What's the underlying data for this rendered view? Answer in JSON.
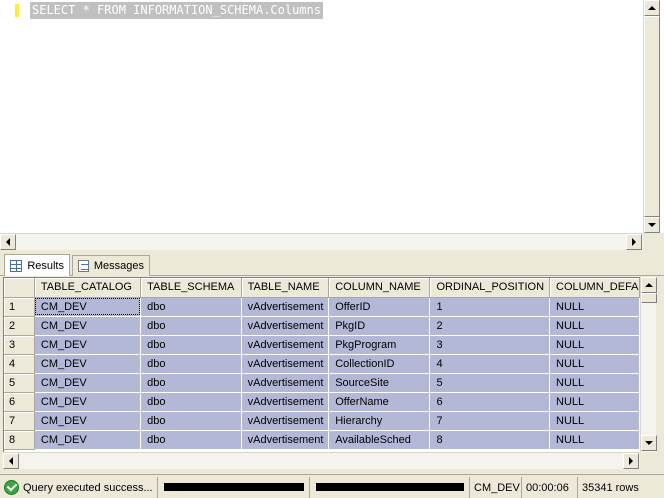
{
  "editor": {
    "query": "SELECT * FROM INFORMATION_SCHEMA.Columns"
  },
  "tabs": [
    {
      "label": "Results",
      "icon": "results-grid-icon",
      "active": true
    },
    {
      "label": "Messages",
      "icon": "messages-icon",
      "active": false
    }
  ],
  "grid": {
    "columns": [
      "TABLE_CATALOG",
      "TABLE_SCHEMA",
      "TABLE_NAME",
      "COLUMN_NAME",
      "ORDINAL_POSITION",
      "COLUMN_DEFA"
    ],
    "rows": [
      {
        "num": "1",
        "cells": [
          "CM_DEV",
          "dbo",
          "vAdvertisement",
          "OfferID",
          "1",
          "NULL"
        ]
      },
      {
        "num": "2",
        "cells": [
          "CM_DEV",
          "dbo",
          "vAdvertisement",
          "PkgID",
          "2",
          "NULL"
        ]
      },
      {
        "num": "3",
        "cells": [
          "CM_DEV",
          "dbo",
          "vAdvertisement",
          "PkgProgram",
          "3",
          "NULL"
        ]
      },
      {
        "num": "4",
        "cells": [
          "CM_DEV",
          "dbo",
          "vAdvertisement",
          "CollectionID",
          "4",
          "NULL"
        ]
      },
      {
        "num": "5",
        "cells": [
          "CM_DEV",
          "dbo",
          "vAdvertisement",
          "SourceSite",
          "5",
          "NULL"
        ]
      },
      {
        "num": "6",
        "cells": [
          "CM_DEV",
          "dbo",
          "vAdvertisement",
          "OfferName",
          "6",
          "NULL"
        ]
      },
      {
        "num": "7",
        "cells": [
          "CM_DEV",
          "dbo",
          "vAdvertisement",
          "Hierarchy",
          "7",
          "NULL"
        ]
      },
      {
        "num": "8",
        "cells": [
          "CM_DEV",
          "dbo",
          "vAdvertisement",
          "AvailableSched",
          "8",
          "NULL"
        ]
      }
    ]
  },
  "status": {
    "message": "Query executed success...",
    "database": "CM_DEV",
    "elapsed": "00:00:06",
    "rows": "35341 rows",
    "ok_color": "#3fa53f"
  }
}
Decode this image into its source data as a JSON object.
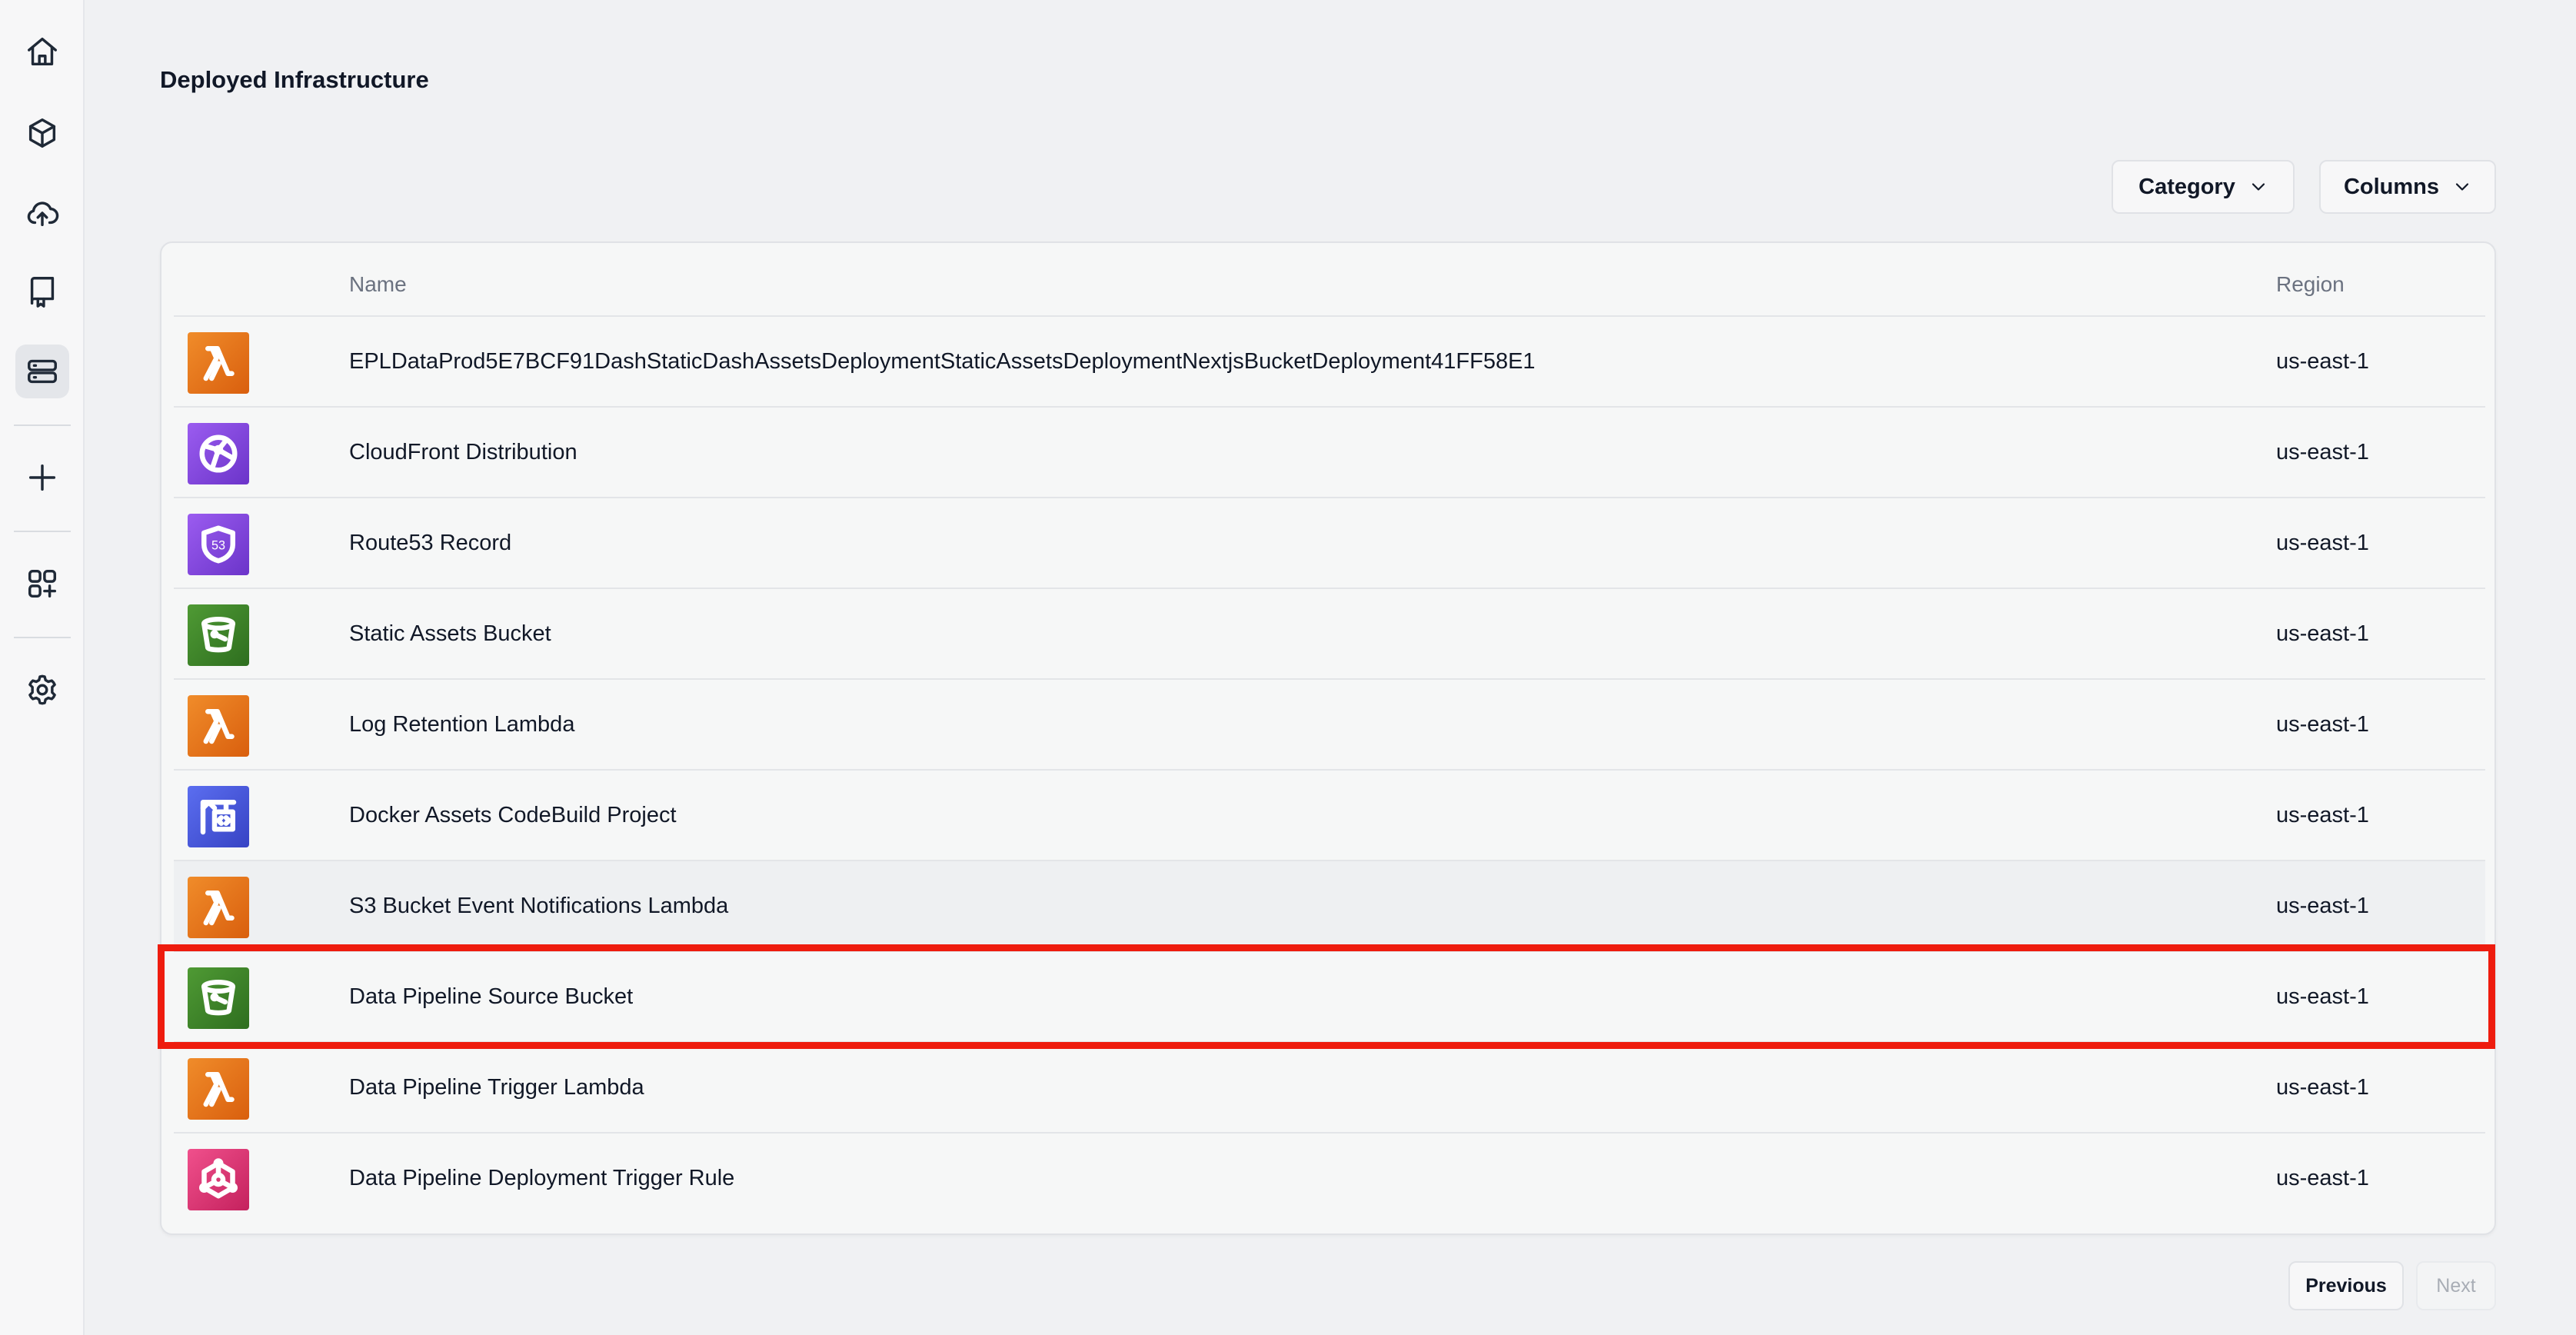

+++

# REQUIRED WORK
Your task is to collect every line above that contains the word "icon".

# SOLVED PROBLEM
      "icon": "results-grid-icon",
      "icon": "messages-icon",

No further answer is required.